» TRY IT: Output every entry exactly, from the first line to the last.

» DATA SHOWN:

Content starts

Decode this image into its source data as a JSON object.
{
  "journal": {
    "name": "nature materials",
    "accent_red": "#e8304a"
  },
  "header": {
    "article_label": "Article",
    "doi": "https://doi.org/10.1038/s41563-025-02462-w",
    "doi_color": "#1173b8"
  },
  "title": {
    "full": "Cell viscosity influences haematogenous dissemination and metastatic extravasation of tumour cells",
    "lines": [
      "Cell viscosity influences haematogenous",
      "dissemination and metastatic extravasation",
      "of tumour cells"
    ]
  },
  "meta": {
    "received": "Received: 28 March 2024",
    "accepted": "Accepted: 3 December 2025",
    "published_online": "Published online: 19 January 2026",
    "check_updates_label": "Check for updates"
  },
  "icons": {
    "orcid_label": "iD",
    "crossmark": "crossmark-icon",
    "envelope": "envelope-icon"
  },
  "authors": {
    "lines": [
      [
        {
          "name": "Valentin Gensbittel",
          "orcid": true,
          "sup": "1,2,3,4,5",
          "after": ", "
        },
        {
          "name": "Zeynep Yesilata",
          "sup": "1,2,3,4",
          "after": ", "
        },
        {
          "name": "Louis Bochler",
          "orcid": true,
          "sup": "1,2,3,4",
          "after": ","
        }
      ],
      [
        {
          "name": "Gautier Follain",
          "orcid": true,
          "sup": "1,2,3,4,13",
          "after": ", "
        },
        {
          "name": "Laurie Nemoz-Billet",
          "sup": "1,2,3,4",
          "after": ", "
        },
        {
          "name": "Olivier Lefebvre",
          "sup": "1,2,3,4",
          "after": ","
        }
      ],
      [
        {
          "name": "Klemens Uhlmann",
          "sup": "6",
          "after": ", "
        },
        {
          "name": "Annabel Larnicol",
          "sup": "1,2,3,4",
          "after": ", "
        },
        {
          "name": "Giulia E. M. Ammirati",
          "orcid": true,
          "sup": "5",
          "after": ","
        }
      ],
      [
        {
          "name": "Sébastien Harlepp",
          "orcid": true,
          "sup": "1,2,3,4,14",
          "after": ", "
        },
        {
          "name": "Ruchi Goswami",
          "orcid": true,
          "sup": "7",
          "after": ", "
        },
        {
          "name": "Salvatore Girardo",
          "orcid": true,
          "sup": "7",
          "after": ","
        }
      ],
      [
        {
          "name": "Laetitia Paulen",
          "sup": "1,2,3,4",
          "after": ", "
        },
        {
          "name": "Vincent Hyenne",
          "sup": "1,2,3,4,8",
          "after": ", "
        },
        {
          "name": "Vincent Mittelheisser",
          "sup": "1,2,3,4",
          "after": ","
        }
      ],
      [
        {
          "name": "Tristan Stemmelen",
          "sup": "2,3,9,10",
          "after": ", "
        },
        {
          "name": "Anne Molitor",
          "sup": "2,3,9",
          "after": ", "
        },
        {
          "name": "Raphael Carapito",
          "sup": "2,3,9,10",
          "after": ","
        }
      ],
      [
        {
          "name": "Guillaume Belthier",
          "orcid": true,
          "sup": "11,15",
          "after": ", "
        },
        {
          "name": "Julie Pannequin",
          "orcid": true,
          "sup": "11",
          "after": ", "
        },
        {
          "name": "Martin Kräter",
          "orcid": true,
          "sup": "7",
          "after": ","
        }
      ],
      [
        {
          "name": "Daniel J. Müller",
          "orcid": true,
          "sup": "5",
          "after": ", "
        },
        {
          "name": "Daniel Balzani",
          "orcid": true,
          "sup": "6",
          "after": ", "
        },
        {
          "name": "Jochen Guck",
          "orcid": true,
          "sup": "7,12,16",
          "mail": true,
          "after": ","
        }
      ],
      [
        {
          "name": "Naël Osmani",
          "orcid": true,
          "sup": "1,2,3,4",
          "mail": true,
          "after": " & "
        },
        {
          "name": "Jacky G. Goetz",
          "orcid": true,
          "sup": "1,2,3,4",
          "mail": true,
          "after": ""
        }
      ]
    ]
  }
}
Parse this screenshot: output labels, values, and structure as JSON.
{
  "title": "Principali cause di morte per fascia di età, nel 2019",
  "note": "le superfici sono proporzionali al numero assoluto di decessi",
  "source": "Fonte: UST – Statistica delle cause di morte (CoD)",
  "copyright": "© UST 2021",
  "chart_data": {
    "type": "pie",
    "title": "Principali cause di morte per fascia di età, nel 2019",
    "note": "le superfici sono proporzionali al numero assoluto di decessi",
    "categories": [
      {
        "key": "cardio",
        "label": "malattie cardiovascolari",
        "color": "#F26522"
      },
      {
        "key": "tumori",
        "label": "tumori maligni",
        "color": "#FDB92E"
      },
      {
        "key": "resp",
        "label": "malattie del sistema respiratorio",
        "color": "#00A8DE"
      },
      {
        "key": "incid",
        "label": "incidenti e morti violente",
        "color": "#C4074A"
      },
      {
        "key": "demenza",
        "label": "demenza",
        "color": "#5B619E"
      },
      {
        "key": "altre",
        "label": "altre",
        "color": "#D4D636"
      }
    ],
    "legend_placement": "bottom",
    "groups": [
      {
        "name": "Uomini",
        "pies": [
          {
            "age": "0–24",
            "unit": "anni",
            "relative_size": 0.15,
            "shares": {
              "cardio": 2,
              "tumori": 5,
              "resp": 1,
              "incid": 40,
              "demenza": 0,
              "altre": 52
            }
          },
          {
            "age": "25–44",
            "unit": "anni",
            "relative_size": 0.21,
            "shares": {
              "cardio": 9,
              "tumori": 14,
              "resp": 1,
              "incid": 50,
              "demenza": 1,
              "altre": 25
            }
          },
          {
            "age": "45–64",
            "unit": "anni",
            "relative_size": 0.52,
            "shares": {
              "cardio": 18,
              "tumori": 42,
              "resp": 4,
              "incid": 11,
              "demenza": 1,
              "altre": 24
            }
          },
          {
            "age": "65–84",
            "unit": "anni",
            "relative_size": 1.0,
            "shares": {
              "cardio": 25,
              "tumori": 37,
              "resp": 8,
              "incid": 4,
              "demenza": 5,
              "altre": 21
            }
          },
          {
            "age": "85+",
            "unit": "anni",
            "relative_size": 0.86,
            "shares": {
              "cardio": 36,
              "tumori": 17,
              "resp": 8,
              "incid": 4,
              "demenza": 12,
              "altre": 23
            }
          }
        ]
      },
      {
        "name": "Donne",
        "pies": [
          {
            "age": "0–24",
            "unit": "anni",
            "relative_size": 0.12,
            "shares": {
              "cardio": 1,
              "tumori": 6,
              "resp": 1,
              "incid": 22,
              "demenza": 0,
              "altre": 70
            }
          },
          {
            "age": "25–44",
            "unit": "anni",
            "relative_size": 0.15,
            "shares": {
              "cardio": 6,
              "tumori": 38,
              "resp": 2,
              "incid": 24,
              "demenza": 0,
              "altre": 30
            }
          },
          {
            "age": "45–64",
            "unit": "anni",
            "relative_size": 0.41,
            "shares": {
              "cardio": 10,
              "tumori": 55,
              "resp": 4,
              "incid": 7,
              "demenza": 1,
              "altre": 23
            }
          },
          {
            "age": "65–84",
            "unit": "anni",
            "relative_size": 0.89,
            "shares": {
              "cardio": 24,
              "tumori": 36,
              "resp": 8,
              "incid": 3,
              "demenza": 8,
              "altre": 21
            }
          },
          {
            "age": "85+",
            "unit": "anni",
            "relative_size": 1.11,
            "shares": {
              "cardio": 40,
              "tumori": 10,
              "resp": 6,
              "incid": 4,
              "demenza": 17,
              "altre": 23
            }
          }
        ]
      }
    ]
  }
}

Content ends

» OUTPUT OF THE EXERCISE:
Decode this image into its source data as a JSON object.
{
  "journal": {
    "name": "nature materials",
    "accent_red": "#e8304a"
  },
  "header": {
    "article_label": "Article",
    "doi": "https://doi.org/10.1038/s41563-025-02462-w",
    "doi_color": "#1173b8"
  },
  "title": {
    "full": "Cell viscosity influences haematogenous dissemination and metastatic extravasation of tumour cells",
    "lines": [
      "Cell viscosity influences haematogenous",
      "dissemination and metastatic extravasation",
      "of tumour cells"
    ]
  },
  "meta": {
    "received": "Received: 28 March 2024",
    "accepted": "Accepted: 3 December 2025",
    "published_online": "Published online: 19 January 2026",
    "check_updates_label": "Check for updates"
  },
  "icons": {
    "orcid_label": "iD",
    "crossmark": "crossmark-icon",
    "envelope": "envelope-icon"
  },
  "authors": {
    "lines": [
      [
        {
          "name": "Valentin Gensbittel",
          "orcid": true,
          "sup": "1,2,3,4,5",
          "after": ", "
        },
        {
          "name": "Zeynep Yesilata",
          "sup": "1,2,3,4",
          "after": ", "
        },
        {
          "name": "Louis Bochler",
          "orcid": true,
          "sup": "1,2,3,4",
          "after": ","
        }
      ],
      [
        {
          "name": "Gautier Follain",
          "orcid": true,
          "sup": "1,2,3,4,13",
          "after": ", "
        },
        {
          "name": "Laurie Nemoz-Billet",
          "sup": "1,2,3,4",
          "after": ", "
        },
        {
          "name": "Olivier Lefebvre",
          "sup": "1,2,3,4",
          "after": ","
        }
      ],
      [
        {
          "name": "Klemens Uhlmann",
          "sup": "6",
          "after": ", "
        },
        {
          "name": "Annabel Larnicol",
          "sup": "1,2,3,4",
          "after": ", "
        },
        {
          "name": "Giulia E. M. Ammirati",
          "orcid": true,
          "sup": "5",
          "after": ","
        }
      ],
      [
        {
          "name": "Sébastien Harlepp",
          "orcid": true,
          "sup": "1,2,3,4,14",
          "after": ", "
        },
        {
          "name": "Ruchi Goswami",
          "orcid": true,
          "sup": "7",
          "after": ", "
        },
        {
          "name": "Salvatore Girardo",
          "orcid": true,
          "sup": "7",
          "after": ","
        }
      ],
      [
        {
          "name": "Laetitia Paulen",
          "sup": "1,2,3,4",
          "after": ", "
        },
        {
          "name": "Vincent Hyenne",
          "sup": "1,2,3,4,8",
          "after": ", "
        },
        {
          "name": "Vincent Mittelheisser",
          "sup": "1,2,3,4",
          "after": ","
        }
      ],
      [
        {
          "name": "Tristan Stemmelen",
          "sup": "2,3,9,10",
          "after": ", "
        },
        {
          "name": "Anne Molitor",
          "sup": "2,3,9",
          "after": ", "
        },
        {
          "name": "Raphael Carapito",
          "sup": "2,3,9,10",
          "after": ","
        }
      ],
      [
        {
          "name": "Guillaume Belthier",
          "orcid": true,
          "sup": "11,15",
          "after": ", "
        },
        {
          "name": "Julie Pannequin",
          "orcid": true,
          "sup": "11",
          "after": ", "
        },
        {
          "name": "Martin Kräter",
          "orcid": true,
          "sup": "7",
          "after": ","
        }
      ],
      [
        {
          "name": "Daniel J. Müller",
          "orcid": true,
          "sup": "5",
          "after": ", "
        },
        {
          "name": "Daniel Balzani",
          "orcid": true,
          "sup": "6",
          "after": ", "
        },
        {
          "name": "Jochen Guck",
          "orcid": true,
          "sup": "7,12,16",
          "mail": true,
          "after": ","
        }
      ],
      [
        {
          "name": "Naël Osmani",
          "orcid": true,
          "sup": "1,2,3,4",
          "mail": true,
          "after": " & "
        },
        {
          "name": "Jacky G. Goetz",
          "orcid": true,
          "sup": "1,2,3,4",
          "mail": true,
          "after": ""
        }
      ]
    ]
  }
}
Parse this screenshot: output labels, values, and structure as JSON.
{
  "title": "Principali cause di morte per fascia di età, nel 2019",
  "note": "le superfici sono proporzionali al numero assoluto di decessi",
  "source": "Fonte: UST – Statistica delle cause di morte (CoD)",
  "copyright": "© UST 2021",
  "chart_data": {
    "type": "pie",
    "title": "Principali cause di morte per fascia di età, nel 2019",
    "note": "le superfici sono proporzionali al numero assoluto di decessi",
    "categories": [
      {
        "key": "cardio",
        "label": "malattie cardiovascolari",
        "color": "#F26522"
      },
      {
        "key": "tumori",
        "label": "tumori maligni",
        "color": "#FDB92E"
      },
      {
        "key": "resp",
        "label": "malattie del sistema respiratorio",
        "color": "#00A8DE"
      },
      {
        "key": "incid",
        "label": "incidenti e morti violente",
        "color": "#C4074A"
      },
      {
        "key": "demenza",
        "label": "demenza",
        "color": "#5B619E"
      },
      {
        "key": "altre",
        "label": "altre",
        "color": "#D4D636"
      }
    ],
    "legend_placement": "bottom",
    "groups": [
      {
        "name": "Uomini",
        "pies": [
          {
            "age": "0–24",
            "unit": "anni",
            "relative_size": 0.15,
            "shares": {
              "cardio": 2,
              "tumori": 5,
              "resp": 1,
              "incid": 40,
              "demenza": 0,
              "altre": 52
            }
          },
          {
            "age": "25–44",
            "unit": "anni",
            "relative_size": 0.21,
            "shares": {
              "cardio": 9,
              "tumori": 14,
              "resp": 1,
              "incid": 50,
              "demenza": 1,
              "altre": 25
            }
          },
          {
            "age": "45–64",
            "unit": "anni",
            "relative_size": 0.52,
            "shares": {
              "cardio": 18,
              "tumori": 42,
              "resp": 4,
              "incid": 11,
              "demenza": 1,
              "altre": 24
            }
          },
          {
            "age": "65–84",
            "unit": "anni",
            "relative_size": 1.0,
            "shares": {
              "cardio": 25,
              "tumori": 37,
              "resp": 8,
              "incid": 4,
              "demenza": 5,
              "altre": 21
            }
          },
          {
            "age": "85+",
            "unit": "anni",
            "relative_size": 0.86,
            "shares": {
              "cardio": 36,
              "tumori": 17,
              "resp": 8,
              "incid": 4,
              "demenza": 12,
              "altre": 23
            }
          }
        ]
      },
      {
        "name": "Donne",
        "pies": [
          {
            "age": "0–24",
            "unit": "anni",
            "relative_size": 0.12,
            "shares": {
              "cardio": 1,
              "tumori": 6,
              "resp": 1,
              "incid": 22,
              "demenza": 0,
              "altre": 70
            }
          },
          {
            "age": "25–44",
            "unit": "anni",
            "relative_size": 0.15,
            "shares": {
              "cardio": 6,
              "tumori": 38,
              "resp": 2,
              "incid": 24,
              "demenza": 0,
              "altre": 30
            }
          },
          {
            "age": "45–64",
            "unit": "anni",
            "relative_size": 0.41,
            "shares": {
              "cardio": 10,
              "tumori": 55,
              "resp": 4,
              "incid": 7,
              "demenza": 1,
              "altre": 23
            }
          },
          {
            "age": "65–84",
            "unit": "anni",
            "relative_size": 0.89,
            "shares": {
              "cardio": 24,
              "tumori": 36,
              "resp": 8,
              "incid": 3,
              "demenza": 8,
              "altre": 21
            }
          },
          {
            "age": "85+",
            "unit": "anni",
            "relative_size": 1.11,
            "shares": {
              "cardio": 40,
              "tumori": 10,
              "resp": 6,
              "incid": 4,
              "demenza": 17,
              "altre": 23
            }
          }
        ]
      }
    ]
  }
}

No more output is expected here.